Look through the material and copy each line holding "职位要求".

Collection entries
-- Start --

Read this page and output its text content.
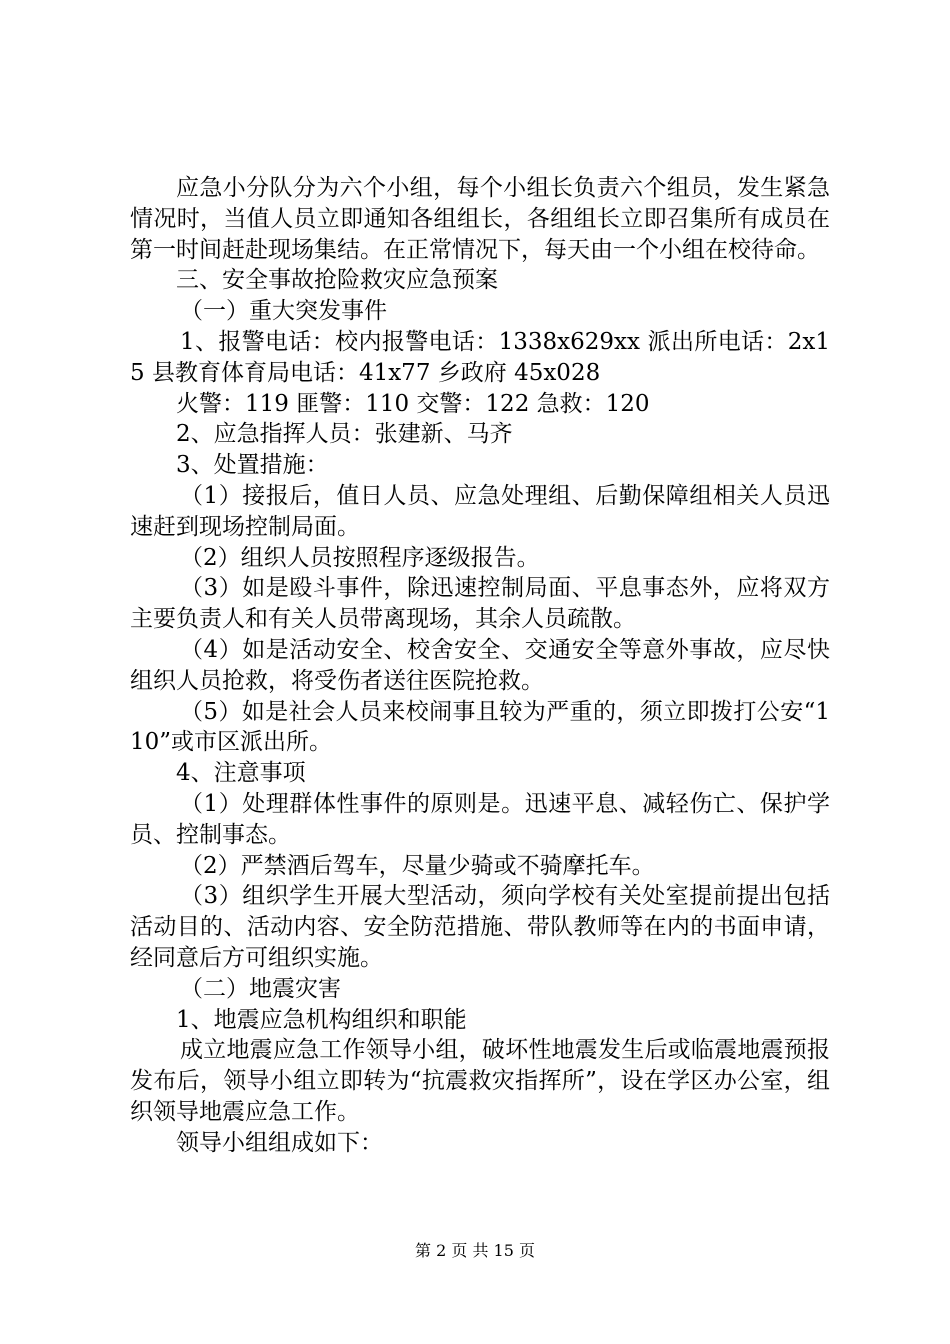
应急小分队分为六个小组，每个小组长负责六个组员，发生紧急情况时，当值人员立即通知各组组长，各组组长立即召集所有成员在第一时间赶赴现场集结。在正常情况下，每天由一个小组在校待命。

三、安全事故抢险救灾应急预案

（一）重大突发事件

1、报警电话：校内报警电话：1338x629xx 派出所电话：2x15 县教育体育局电话：41x77 乡政府 45x028

火警：119 匪警：110 交警：122 急救：120

2、应急指挥人员：张建新、马齐

3、处置措施：

（1）接报后，值日人员、应急处理组、后勤保障组相关人员迅速赶到现场控制局面。

（2）组织人员按照程序逐级报告。

（3）如是殴斗事件，除迅速控制局面、平息事态外，应将双方主要负责人和有关人员带离现场，其余人员疏散。

（4）如是活动安全、校舍安全、交通安全等意外事故，应尽快组织人员抢救，将受伤者送往医院抢救。

（5）如是社会人员来校闹事且较为严重的，须立即拨打公安“110”或市区派出所。

4、注意事项

（1）处理群体性事件的原则是。迅速平息、减轻伤亡、保护学员、控制事态。

（2）严禁酒后驾车，尽量少骑或不骑摩托车。

（3）组织学生开展大型活动，须向学校有关处室提前提出包括活动目的、活动内容、安全防范措施、带队教师等在内的书面申请，经同意后方可组织实施。

（二）地震灾害

1、地震应急机构组织和职能

成立地震应急工作领导小组，破坏性地震发生后或临震地震预报发布后，领导小组立即转为“抗震救灾指挥所”，设在学区办公室，组织领导地震应急工作。

领导小组组成如下：

第 2 页 共 15 页
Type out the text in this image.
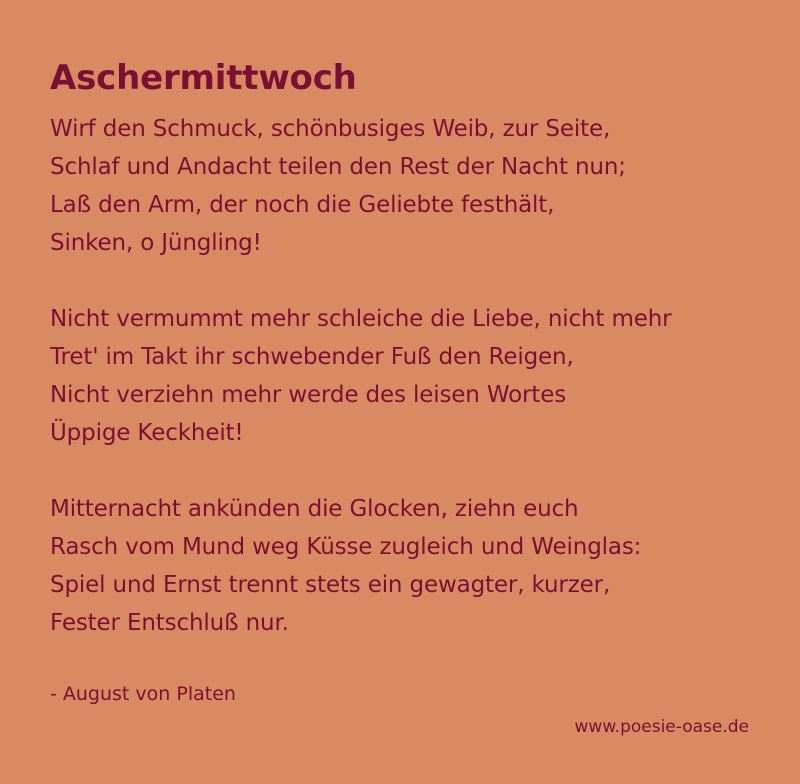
Aschermittwoch
Wirf den Schmuck, schönbusiges Weib, zur Seite,
Schlaf und Andacht teilen den Rest der Nacht nun;
Laß den Arm, der noch die Geliebte festhält,
Sinken, o Jüngling!
Nicht vermummt mehr schleiche die Liebe, nicht mehr
Tret' im Takt ihr schwebender Fuß den Reigen,
Nicht verziehn mehr werde des leisen Wortes
Üppige Keckheit!
Mitternacht ankünden die Glocken, ziehn euch
Rasch vom Mund weg Küsse zugleich und Weinglas:
Spiel und Ernst trennt stets ein gewagter, kurzer,
Fester Entschluß nur.
- August von Platen
www.poesie-oase.de
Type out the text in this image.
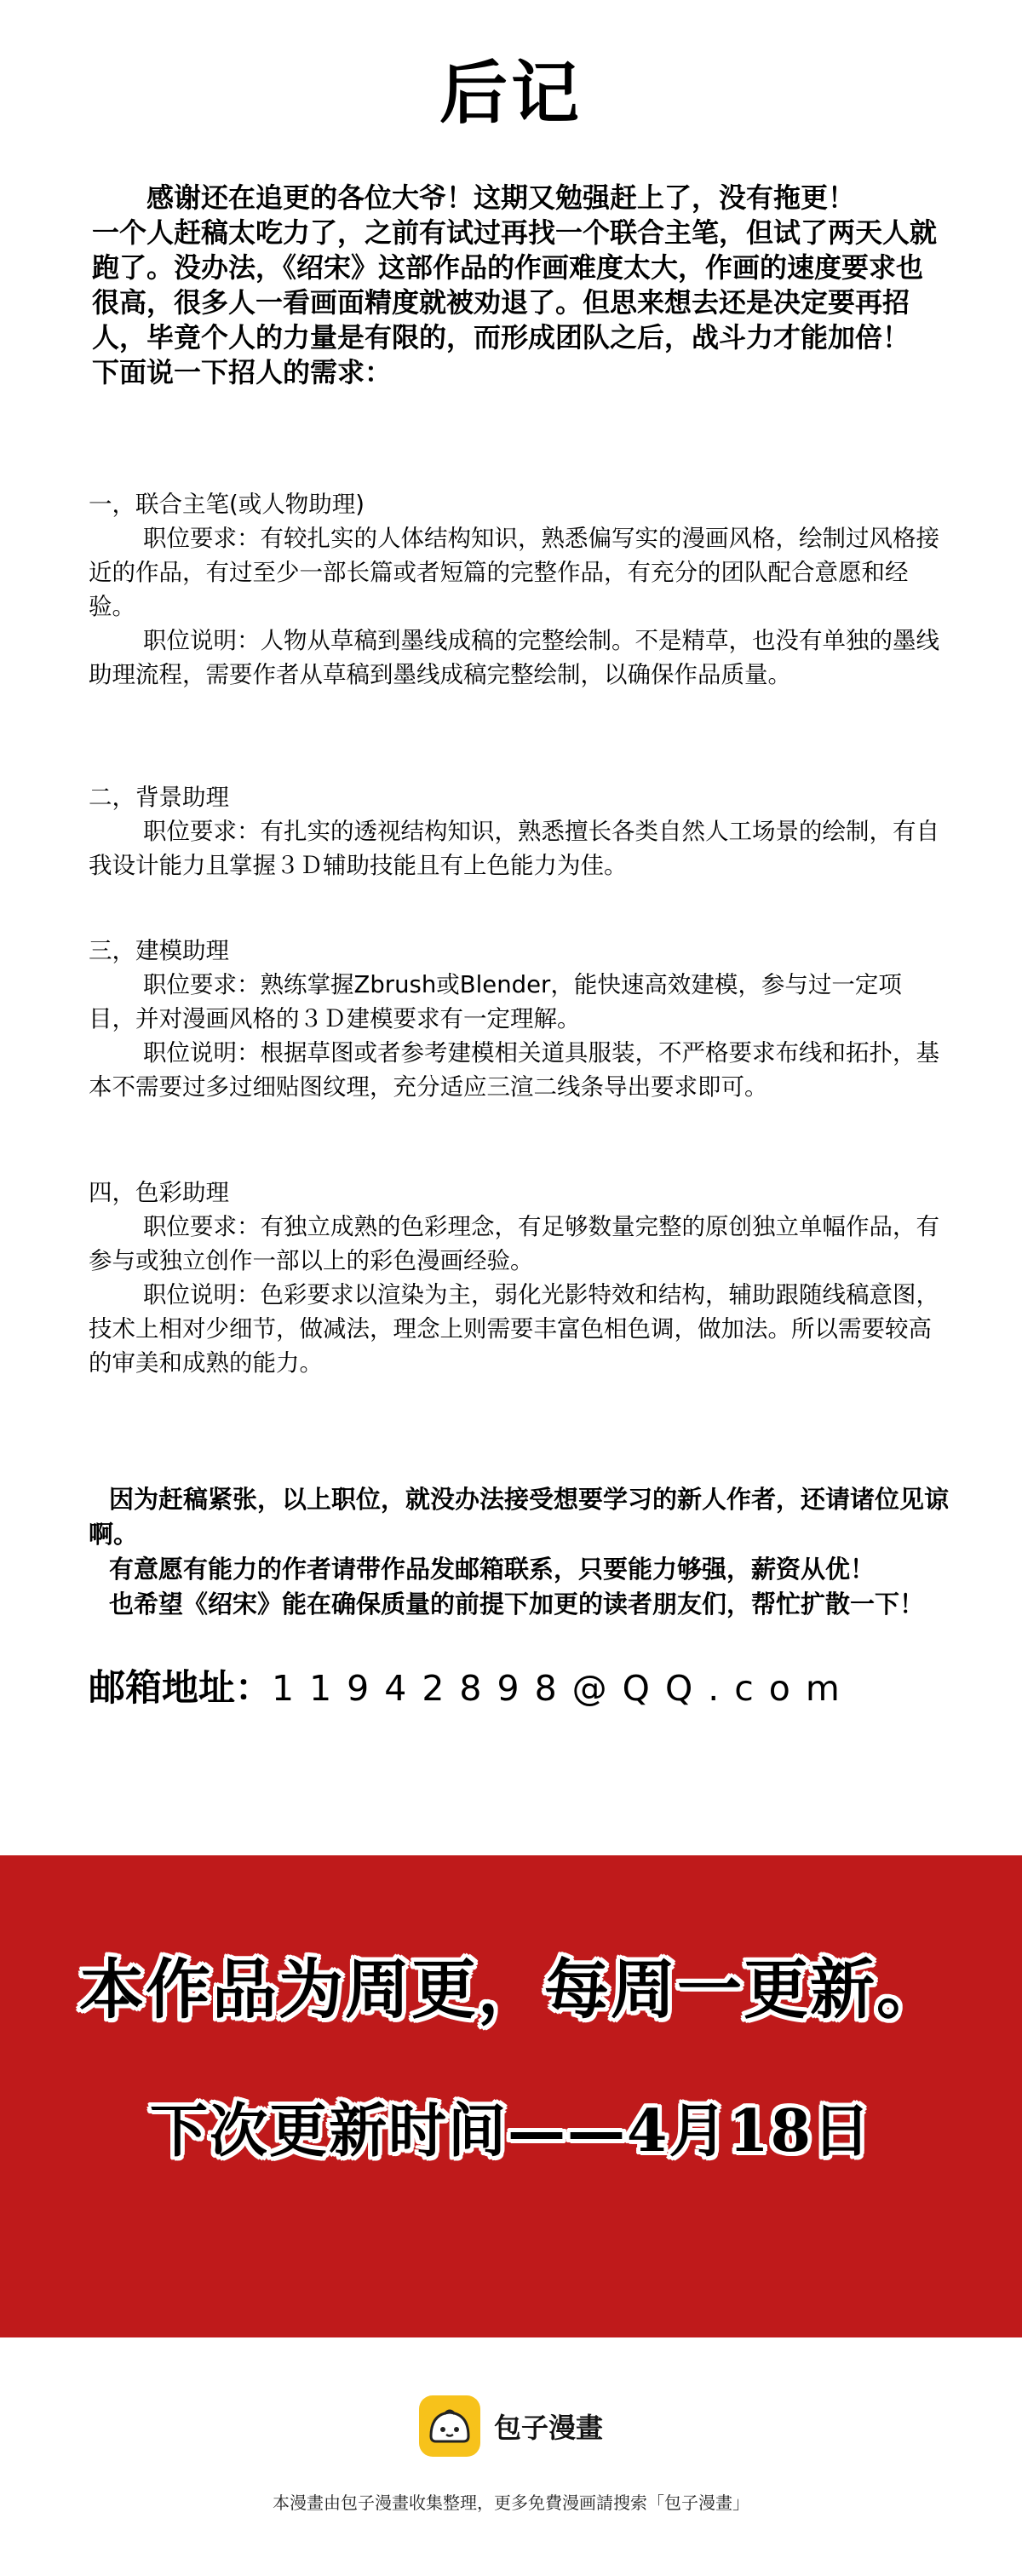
后记

感谢还在追更的各位大爷！这期又勉强赶上了，没有拖更！

一个人赶稿太吃力了，之前有试过再找一个联合主笔，但试了两天人就跑了。没办法，《绍宋》这部作品的作画难度太大，作画的速度要求也很高，很多人一看画面精度就被劝退了。但思来想去还是决定要再招人，毕竟个人的力量是有限的，而形成团队之后，战斗力才能加倍！

下面说一下招人的需求：

一，联合主笔(或人物助理)

职位要求：有较扎实的人体结构知识，熟悉偏写实的漫画风格，绘制过风格接近的作品，有过至少一部长篇或者短篇的完整作品，有充分的团队配合意愿和经验。

职位说明：人物从草稿到墨线成稿的完整绘制。不是精草，也没有单独的墨线助理流程，需要作者从草稿到墨线成稿完整绘制，以确保作品质量。

二，背景助理

职位要求：有扎实的透视结构知识，熟悉擅长各类自然人工场景的绘制，有自我设计能力且掌握３Ｄ辅助技能且有上色能力为佳。

三，建模助理

职位要求：熟练掌握Zbrush或Blender，能快速高效建模，参与过一定项目，并对漫画风格的３Ｄ建模要求有一定理解。

职位说明：根据草图或者参考建模相关道具服装，不严格要求布线和拓扑，基本不需要过多过细贴图纹理，充分适应三渲二线条导出要求即可。

四，色彩助理

职位要求：有独立成熟的色彩理念，有足够数量完整的原创独立单幅作品，有参与或独立创作一部以上的彩色漫画经验。

职位说明：色彩要求以渲染为主，弱化光影特效和结构，辅助跟随线稿意图，技术上相对少细节，做减法，理念上则需要丰富色相色调，做加法。所以需要较高的审美和成熟的能力。

因为赶稿紧张，以上职位，就没办法接受想要学习的新人作者，还请诸位见谅啊。

有意愿有能力的作者请带作品发邮箱联系，只要能力够强，薪资从优！

也希望《绍宋》能在确保质量的前提下加更的读者朋友们，帮忙扩散一下！

邮箱地址：11942898@QQ.com
本作品为周更，每周一更新。
下次更新时间——4月18日
包子漫畫
本漫畫由包子漫畫收集整理，更多免費漫画請搜索「包子漫畫」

-- End --

## EXERCISE OUTPUT
职位要求：有较扎实的人体结构知识，熟悉偏写实的漫画风格，绘制过风格接近的作品，有过至少一部长篇或者短篇的完整作品，有充分的团队配合意愿和经验。
职位要求：有扎实的透视结构知识，熟悉擅长各类自然人工场景的绘制，有自我设计能力且掌握３Ｄ辅助技能且有上色能力为佳。
职位要求：熟练掌握Zbrush或Blender，能快速高效建模，参与过一定项目，并对漫画风格的３Ｄ建模要求有一定理解。
职位要求：有独立成熟的色彩理念，有足够数量完整的原创独立单幅作品，有参与或独立创作一部以上的彩色漫画经验。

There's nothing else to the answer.